TASK DIRECTIONS:
Return all of the entries word for word, but omit the pictures they contain.

DATA SUPPLIED:
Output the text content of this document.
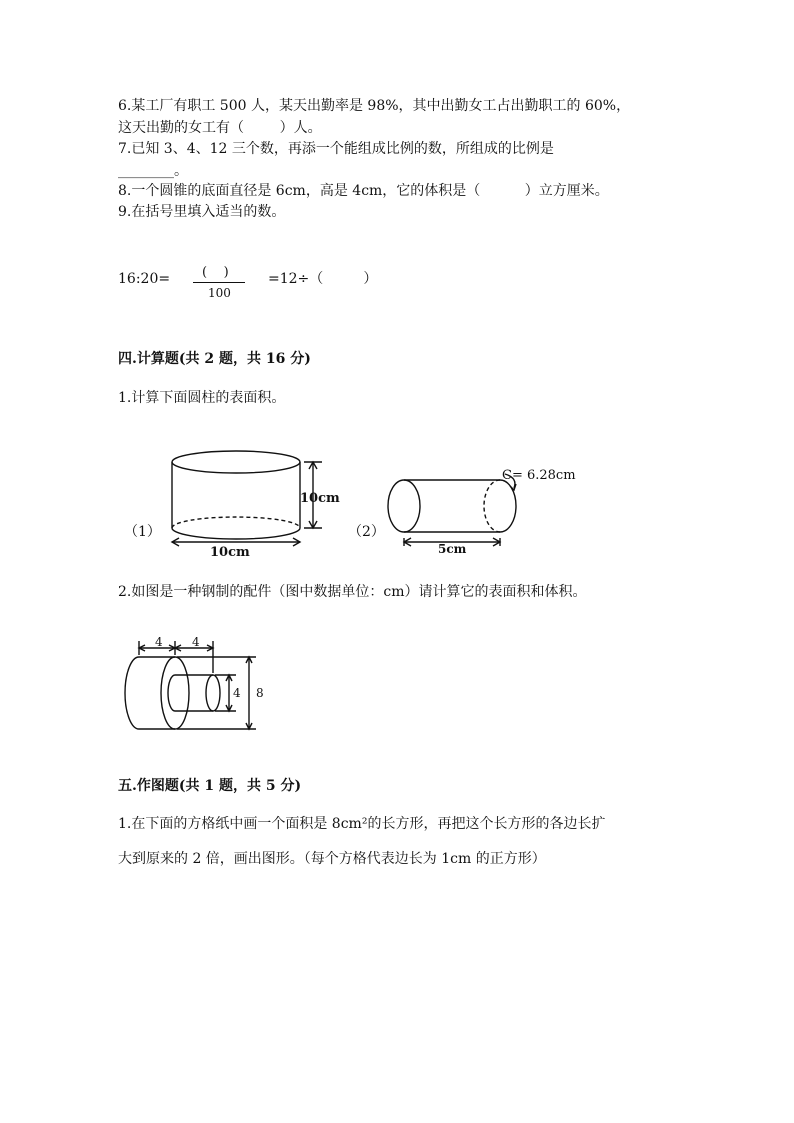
6.某工厂有职工 500 人，某天出勤率是 98%，其中出勤女工占出勤职工的 60%，
这天出勤的女工有（        ）人。
7.已知 3、4、12 三个数，再添一个能组成比例的数，所组成的比例是
________。
8.一个圆锥的底面直径是 6cm，高是 4cm，它的体积是（          ）立方厘米。
9.在括号里填入适当的数。
16:20= (    )
100
=12÷（         ）
四.计算题(共 2 题，共 16 分)
1.计算下面圆柱的表面积。
10cm
10cm
（1）
C= 6.28cm
5cm
（2）
2.如图是一种钢制的配件（图中数据单位：cm）请计算它的表面积和体积。
4 4
4 8
五.作图题(共 1 题，共 5 分)
1.在下面的方格纸中画一个面积是 8cm²的长方形，再把这个长方形的各边长扩
大到原来的 2 倍，画出图形。（每个方格代表边长为 1cm 的正方形）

ANSWER TO THE EXERCISE:
Output the text content of this document.
6.某工厂有职工 500 人，某天出勤率是 98%，其中出勤女工占出勤职工的 60%，
这天出勤的女工有（        ）人。
7.已知 3、4、12 三个数，再添一个能组成比例的数，所组成的比例是
________。
8.一个圆锥的底面直径是 6cm，高是 4cm，它的体积是（          ）立方厘米。
9.在括号里填入适当的数。
16:20= (    )
100
=12÷（         ）
四.计算题(共 2 题，共 16 分)
1.计算下面圆柱的表面积。
10cm
10cm
（1）
C= 6.28cm
5cm
（2）
2.如图是一种钢制的配件（图中数据单位：cm）请计算它的表面积和体积。
4 4
4 8
五.作图题(共 1 题，共 5 分)
1.在下面的方格纸中画一个面积是 8cm²的长方形，再把这个长方形的各边长扩
大到原来的 2 倍，画出图形。（每个方格代表边长为 1cm 的正方形）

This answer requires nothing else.